**Written request**
Change every "terminal-line" in the listing below to "console-line" and give the listing again with nothing else altered. Leave the pictures out.

**Records provided**
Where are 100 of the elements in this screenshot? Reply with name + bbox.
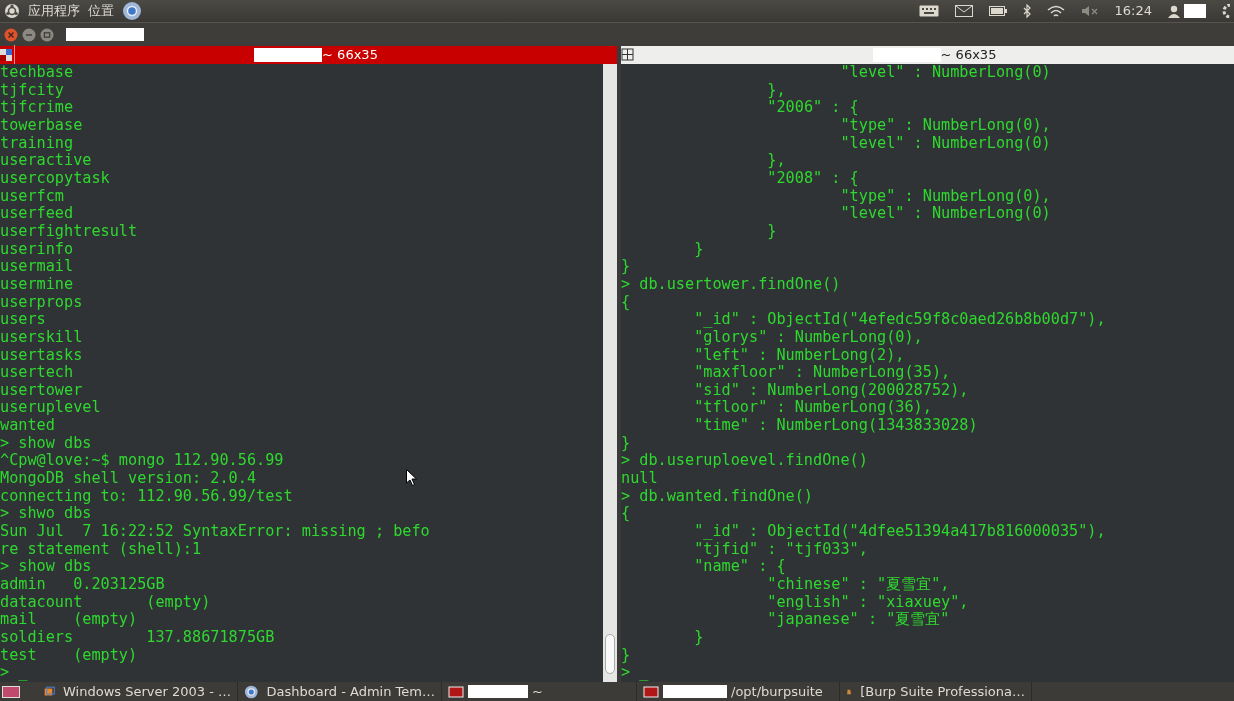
battery-icon[interactable] xyxy=(988,6,1007,16)
terminal-line: } xyxy=(621,434,631,453)
terminal-line: } xyxy=(766,222,777,241)
terminal-line: "2008" : { xyxy=(766,169,859,188)
terminal-line: training xyxy=(0,134,74,153)
terminal-line: usertech xyxy=(0,364,74,382)
terminal-line: useractive xyxy=(0,152,92,170)
terminal-line: useruplevel xyxy=(0,399,101,418)
taskbar-button[interactable]: Windows Server 2003 - … xyxy=(38,682,238,701)
terminal-line: "level" : NumberLong(0) xyxy=(839,205,1051,223)
terminal-line: userfightresult xyxy=(0,222,138,241)
terminal-line: wanted xyxy=(0,417,55,435)
terminal-line: Sun Jul 7 16:22:52 SyntaxError: missing ; befo xyxy=(0,523,430,541)
ubuntu-logo-icon[interactable] xyxy=(4,3,20,19)
maximize-icon[interactable] xyxy=(40,27,54,42)
terminal-line: ^Cpw@love:~$ mongo 112.90.56.99 xyxy=(0,452,284,471)
close-icon[interactable] xyxy=(4,27,18,42)
terminal-line: userskill xyxy=(0,328,83,347)
terminal-line: "tjfid" : "tjf033", xyxy=(693,540,868,559)
menu-item[interactable]: 位置 xyxy=(88,1,114,21)
terminal-line: "time" : NumberLong(1343833028) xyxy=(693,417,978,435)
terminal-line: }, xyxy=(766,81,786,100)
taskbar-label: ~ xyxy=(532,682,543,701)
terminal-line: userfcm xyxy=(0,187,64,206)
terminal-line: MongoDB shell version: 2.0.4 xyxy=(0,470,257,488)
terminal-tab-header[interactable]: ~ 66x35 xyxy=(621,46,1234,64)
terminal-line: users xyxy=(0,311,46,329)
bluetooth-icon[interactable] xyxy=(1022,4,1031,18)
terminal-line: { xyxy=(621,505,631,524)
redaction-block xyxy=(1184,4,1206,18)
terminal-line: } xyxy=(621,646,631,665)
terminal-line: } xyxy=(693,240,704,259)
split-view-icon[interactable] xyxy=(621,48,635,62)
browser-icon xyxy=(244,683,259,700)
terminal-line: userfeed xyxy=(0,205,74,223)
redaction-block xyxy=(254,48,323,62)
terminal-line: > _ xyxy=(621,664,649,682)
terminal-line: techbase xyxy=(0,64,74,82)
clock[interactable]: 16:24 xyxy=(1114,1,1152,21)
terminal-line: "name" : { xyxy=(693,558,786,577)
terminal-line: usertower xyxy=(0,381,83,400)
terminal-line: towerbase xyxy=(0,116,83,135)
taskbar-label: /opt/burpsuite xyxy=(731,682,823,701)
terminal-line: > db.useruploevel.findOne() xyxy=(621,452,868,471)
split-view-icon[interactable] xyxy=(0,48,14,62)
terminal-title: ~ 66x35 xyxy=(940,46,997,65)
terminal-line: "sid" : NumberLong(200028752), xyxy=(693,381,969,400)
terminal-line: connecting to: 112.90.56.99/test xyxy=(0,487,293,506)
terminal-line: "_id" : ObjectId("4efedc59f8c0aed26b8b00d7"), xyxy=(693,311,1106,329)
terminal-line: } xyxy=(621,258,631,276)
terminal-icon xyxy=(448,683,464,700)
taskbar-label: Dashboard - Admin Tem… xyxy=(266,682,435,701)
keyboard-icon[interactable] xyxy=(918,5,939,17)
redaction-block xyxy=(468,685,528,698)
minimize-icon[interactable] xyxy=(22,27,36,42)
wifi-icon[interactable] xyxy=(1046,4,1065,18)
terminal-line: "japanese" : "夏雪宜" xyxy=(766,611,950,629)
terminal-line: { xyxy=(621,293,631,312)
terminal-line: "level" : NumberLong(0) xyxy=(839,64,1051,82)
terminal-line: "type" : NumberLong(0), xyxy=(839,187,1051,206)
browser-icon[interactable] xyxy=(122,1,142,21)
muted-speaker-icon[interactable] xyxy=(1080,5,1099,17)
user-icon[interactable] xyxy=(1168,4,1180,18)
terminal-line: > shwo dbs xyxy=(0,505,92,524)
terminal-icon xyxy=(643,683,659,700)
mouse-pointer-icon xyxy=(406,469,417,486)
taskbar-button[interactable]: ~ xyxy=(442,682,637,701)
terminal-line: usermine xyxy=(0,275,74,294)
terminal-title: ~ 66x35 xyxy=(322,46,378,65)
terminal-line: usermail xyxy=(0,258,74,276)
terminal-line: usertasks xyxy=(0,346,83,365)
terminal-line: "left" : NumberLong(2), xyxy=(693,346,905,365)
envelope-icon[interactable] xyxy=(954,5,973,17)
terminal-line: usercopytask xyxy=(0,169,110,188)
terminal-line: userprops xyxy=(0,293,83,312)
terminal-line: admin 0.203125GB xyxy=(0,576,165,594)
terminal-line: tjfcrime xyxy=(0,99,74,117)
terminal-line: "2006" : { xyxy=(766,99,859,117)
terminal-line: soldiers 137.88671875GB xyxy=(0,629,275,647)
terminal-line: "type" : NumberLong(0), xyxy=(839,116,1051,135)
terminal-line: "english" : "xiaxuey", xyxy=(766,593,969,611)
taskbar-button[interactable]: Dashboard - Admin Tem… xyxy=(238,682,442,701)
terminal-line: "_id" : ObjectId("4dfee51394a417b816000035"), xyxy=(693,523,1106,541)
taskbar-label: Windows Server 2003 - … xyxy=(63,682,231,701)
terminal-line: datacount (empty) xyxy=(0,593,211,612)
terminal-line: > _ xyxy=(0,664,28,682)
terminal-line: "chinese" : "夏雪宜", xyxy=(766,576,950,594)
taskbar-button[interactable]: /opt/burpsuite xyxy=(637,682,840,701)
terminal-line: > db.wanted.findOne() xyxy=(621,487,814,506)
terminal-line: } xyxy=(693,629,704,647)
terminal-line: null xyxy=(621,470,658,488)
terminal-line: "maxfloor" : NumberLong(35), xyxy=(693,364,951,382)
show-desktop-icon[interactable] xyxy=(2,685,20,698)
menu-item[interactable]: 应用程序 xyxy=(28,1,80,21)
terminal-line: "level" : NumberLong(0) xyxy=(839,134,1051,153)
terminal-line: "tfloor" : NumberLong(36), xyxy=(693,399,932,418)
terminal-line: mail (empty) xyxy=(0,611,138,629)
terminal-line: tjfcity xyxy=(0,81,64,100)
terminal-line: re statement (shell):1 xyxy=(0,540,202,559)
terminal-tab-header[interactable]: ~ 66x35 xyxy=(0,46,617,64)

**Exercise result**
Where are 100 of the elements in this screenshot? Reply with name + bbox.
battery-icon[interactable] xyxy=(988,6,1007,16)
console-line: } xyxy=(621,434,631,453)
console-line: } xyxy=(766,222,777,241)
console-line: "2008" : { xyxy=(766,169,859,188)
console-line: training xyxy=(0,134,74,153)
console-line: usertech xyxy=(0,364,74,382)
console-line: useractive xyxy=(0,152,92,170)
console-line: useruplevel xyxy=(0,399,101,418)
taskbar-button[interactable]: Windows Server 2003 - … xyxy=(38,682,238,701)
console-line: "level" : NumberLong(0) xyxy=(839,205,1051,223)
console-line: userfightresult xyxy=(0,222,138,241)
console-line: wanted xyxy=(0,417,55,435)
console-line: Sun Jul 7 16:22:52 SyntaxError: missing ; befo xyxy=(0,523,430,541)
ubuntu-logo-icon[interactable] xyxy=(4,3,20,19)
maximize-icon[interactable] xyxy=(40,27,54,42)
console-line: ^Cpw@love:~$ mongo 112.90.56.99 xyxy=(0,452,284,471)
close-icon[interactable] xyxy=(4,27,18,42)
console-line: userskill xyxy=(0,328,83,347)
console-line: "tjfid" : "tjf033", xyxy=(693,540,868,559)
menu-item[interactable]: 位置 xyxy=(88,1,114,21)
console-line: "time" : NumberLong(1343833028) xyxy=(693,417,978,435)
console-line: }, xyxy=(766,81,786,100)
taskbar-label: ~ xyxy=(532,682,543,701)
console-line: userfcm xyxy=(0,187,64,206)
console-line: MongoDB shell version: 2.0.4 xyxy=(0,470,257,488)
terminal-tab-header[interactable]: ~ 66x35 xyxy=(621,46,1234,64)
console-line: users xyxy=(0,311,46,329)
bluetooth-icon[interactable] xyxy=(1022,4,1031,18)
console-line: { xyxy=(621,505,631,524)
redaction-block xyxy=(1184,4,1206,18)
console-line: } xyxy=(621,646,631,665)
console-line: } xyxy=(693,240,704,259)
split-view-icon[interactable] xyxy=(621,48,635,62)
browser-icon xyxy=(244,683,259,700)
console-line: userfeed xyxy=(0,205,74,223)
redaction-block xyxy=(254,48,323,62)
console-line: > _ xyxy=(621,664,649,682)
console-line: techbase xyxy=(0,64,74,82)
clock[interactable]: 16:24 xyxy=(1114,1,1152,21)
console-line: "name" : { xyxy=(693,558,786,577)
console-line: usertower xyxy=(0,381,83,400)
console-line: towerbase xyxy=(0,116,83,135)
taskbar-label: /opt/burpsuite xyxy=(731,682,823,701)
console-line: > db.useruploevel.findOne() xyxy=(621,452,868,471)
split-view-icon[interactable] xyxy=(0,48,14,62)
terminal-title: ~ 66x35 xyxy=(940,46,997,65)
console-line: "sid" : NumberLong(200028752), xyxy=(693,381,969,400)
console-line: connecting to: 112.90.56.99/test xyxy=(0,487,293,506)
console-line: "_id" : ObjectId("4efedc59f8c0aed26b8b00d7"), xyxy=(693,311,1106,329)
console-line: } xyxy=(621,258,631,276)
terminal-icon xyxy=(448,683,464,700)
taskbar-label: Dashboard - Admin Tem… xyxy=(266,682,435,701)
keyboard-icon[interactable] xyxy=(918,5,939,17)
redaction-block xyxy=(468,685,528,698)
minimize-icon[interactable] xyxy=(22,27,36,42)
wifi-icon[interactable] xyxy=(1046,4,1065,18)
console-line: "japanese" : "夏雪宜" xyxy=(766,611,950,629)
console-line: { xyxy=(621,293,631,312)
console-line: "level" : NumberLong(0) xyxy=(839,64,1051,82)
console-line: "type" : NumberLong(0), xyxy=(839,187,1051,206)
browser-icon[interactable] xyxy=(122,1,142,21)
muted-speaker-icon[interactable] xyxy=(1080,5,1099,17)
user-icon[interactable] xyxy=(1168,4,1180,18)
console-line: > shwo dbs xyxy=(0,505,92,524)
terminal-icon xyxy=(643,683,659,700)
mouse-pointer-icon xyxy=(406,469,417,486)
taskbar-button[interactable]: ~ xyxy=(442,682,637,701)
console-line: usermine xyxy=(0,275,74,294)
terminal-title: ~ 66x35 xyxy=(322,46,378,65)
console-line: usermail xyxy=(0,258,74,276)
console-line: usertasks xyxy=(0,346,83,365)
console-line: "left" : NumberLong(2), xyxy=(693,346,905,365)
envelope-icon[interactable] xyxy=(954,5,973,17)
console-line: usercopytask xyxy=(0,169,110,188)
console-line: userprops xyxy=(0,293,83,312)
console-line: admin 0.203125GB xyxy=(0,576,165,594)
console-line: tjfcrime xyxy=(0,99,74,117)
console-line: "2006" : { xyxy=(766,99,859,117)
console-line: soldiers 137.88671875GB xyxy=(0,629,275,647)
console-line: "type" : NumberLong(0), xyxy=(839,116,1051,135)
console-line: "english" : "xiaxuey", xyxy=(766,593,969,611)
taskbar-button[interactable]: Dashboard - Admin Tem… xyxy=(238,682,442,701)
console-line: "_id" : ObjectId("4dfee51394a417b816000035"), xyxy=(693,523,1106,541)
taskbar-label: Windows Server 2003 - … xyxy=(63,682,231,701)
console-line: datacount (empty) xyxy=(0,593,211,612)
console-line: > _ xyxy=(0,664,28,682)
console-line: "chinese" : "夏雪宜", xyxy=(766,576,950,594)
taskbar-button[interactable]: /opt/burpsuite xyxy=(637,682,840,701)
console-line: > db.wanted.findOne() xyxy=(621,487,814,506)
console-line: } xyxy=(693,629,704,647)
console-line: null xyxy=(621,470,658,488)
console-line: "maxfloor" : NumberLong(35), xyxy=(693,364,951,382)
show-desktop-icon[interactable] xyxy=(2,685,20,698)
menu-item[interactable]: 应用程序 xyxy=(28,1,80,21)
console-line: "level" : NumberLong(0) xyxy=(839,134,1051,153)
console-line: "tfloor" : NumberLong(36), xyxy=(693,399,932,418)
console-line: mail (empty) xyxy=(0,611,138,629)
console-line: tjfcity xyxy=(0,81,64,100)
console-line: re statement (shell):1 xyxy=(0,540,202,559)
terminal-tab-header[interactable]: ~ 66x35 xyxy=(0,46,617,64)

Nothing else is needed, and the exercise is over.